Output every line exactly as written. Leave out pictures.

⁂

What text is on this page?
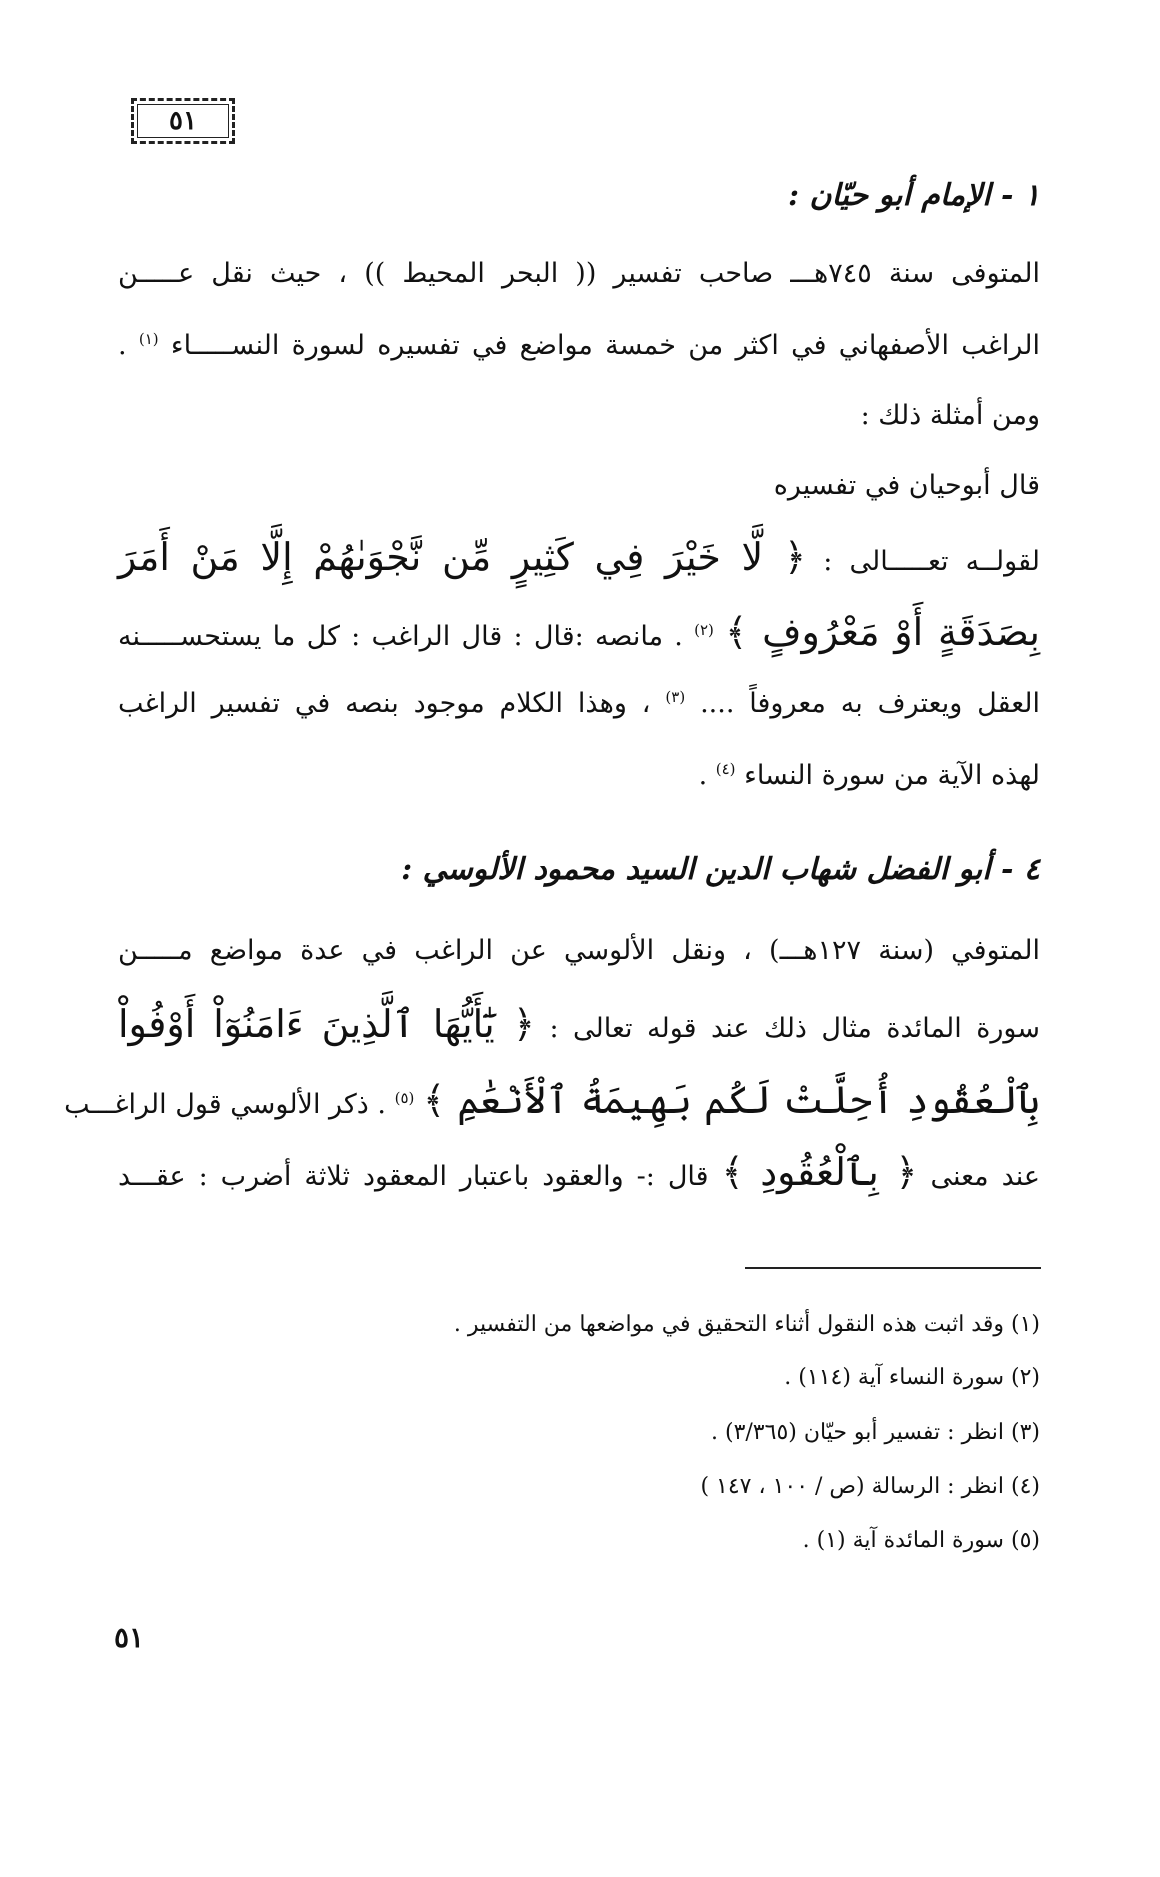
٥١
١ - الإمام أبو حيّان :
المتوفى سنة ٧٤٥هـــ صاحب تفسير (( البحر المحيط )) ، حيث نقل عـــــن
الراغب الأصفهاني في اكثر من خمسة مواضع في تفسيره لسورة النســـــاء $^{(١)}$ .
ومن أمثلة ذلك :
قال أبوحيان في تفسيره
لقولــه تعـــــالى : ﴿ لَّا خَيْرَ فِي كَثِيرٍ مِّن نَّجْوَىٰهُمْ إِلَّا مَنْ أَمَرَ
بِصَدَقَةٍ أَوْ مَعْرُوفٍ ﴾ $^{(٢)}$ . مانصه :قال : قال الراغب : كل ما يستحســـــنه
العقل ويعترف به معروفاً .... $^{(٣)}$ ، وهذا الكلام موجود بنصه في تفسير الراغب
لهذه الآية من سورة النساء $^{(٤)}$ .
٤ - أبو الفضل شهاب الدين السيد محمود الألوسي :
المتوفي (سنة ١٢٧هـــ) ، ونقل الألوسي عن الراغب في عدة مواضع مـــــن
سورة المائدة مثال ذلك عند قوله تعالى : ﴿ يَٰٓأَيُّهَا ٱلَّذِينَ ءَامَنُوٓاْ أَوْفُواْ
بِٱلْعُقُودِ أُحِلَّتْ لَكُم بَهِيمَةُ ٱلْأَنْعَٰمِ ﴾ $^{(٥)}$ . ذكر الألوسي قول الراغـــب
عند معنى ﴿ بِٱلْعُقُودِ ﴾ قال :- والعقود باعتبار المعقود ثلاثة أضرب : عقـــد
(١) وقد اثبت هذه النقول أثناء التحقيق في مواضعها من التفسير .
(٢) سورة النساء آية (١١٤) .
(٣) انظر : تفسير أبو حيّان (٣/٣٦٥) .
(٤) انظر : الرسالة (ص / ١٠٠ ، ١٤٧ )
(٥) سورة المائدة آية (١) .
٥١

⁂

- RESPONSE:
What text is on this page?
٥١
١ - الإمام أبو حيّان :
المتوفى سنة ٧٤٥هـــ صاحب تفسير (( البحر المحيط )) ، حيث نقل عـــــن
الراغب الأصفهاني في اكثر من خمسة مواضع في تفسيره لسورة النســـــاء $^{(١)}$ .
ومن أمثلة ذلك :
قال أبوحيان في تفسيره
لقولــه تعـــــالى : ﴿ لَّا خَيْرَ فِي كَثِيرٍ مِّن نَّجْوَىٰهُمْ إِلَّا مَنْ أَمَرَ
بِصَدَقَةٍ أَوْ مَعْرُوفٍ ﴾ $^{(٢)}$ . مانصه :قال : قال الراغب : كل ما يستحســـــنه
العقل ويعترف به معروفاً .... $^{(٣)}$ ، وهذا الكلام موجود بنصه في تفسير الراغب
لهذه الآية من سورة النساء $^{(٤)}$ .
٤ - أبو الفضل شهاب الدين السيد محمود الألوسي :
المتوفي (سنة ١٢٧هـــ) ، ونقل الألوسي عن الراغب في عدة مواضع مـــــن
سورة المائدة مثال ذلك عند قوله تعالى : ﴿ يَٰٓأَيُّهَا ٱلَّذِينَ ءَامَنُوٓاْ أَوْفُواْ
بِٱلْعُقُودِ أُحِلَّتْ لَكُم بَهِيمَةُ ٱلْأَنْعَٰمِ ﴾ $^{(٥)}$ . ذكر الألوسي قول الراغـــب
عند معنى ﴿ بِٱلْعُقُودِ ﴾ قال :- والعقود باعتبار المعقود ثلاثة أضرب : عقـــد
(١) وقد اثبت هذه النقول أثناء التحقيق في مواضعها من التفسير .
(٢) سورة النساء آية (١١٤) .
(٣) انظر : تفسير أبو حيّان (٣/٣٦٥) .
(٤) انظر : الرسالة (ص / ١٠٠ ، ١٤٧ )
(٥) سورة المائدة آية (١) .
٥١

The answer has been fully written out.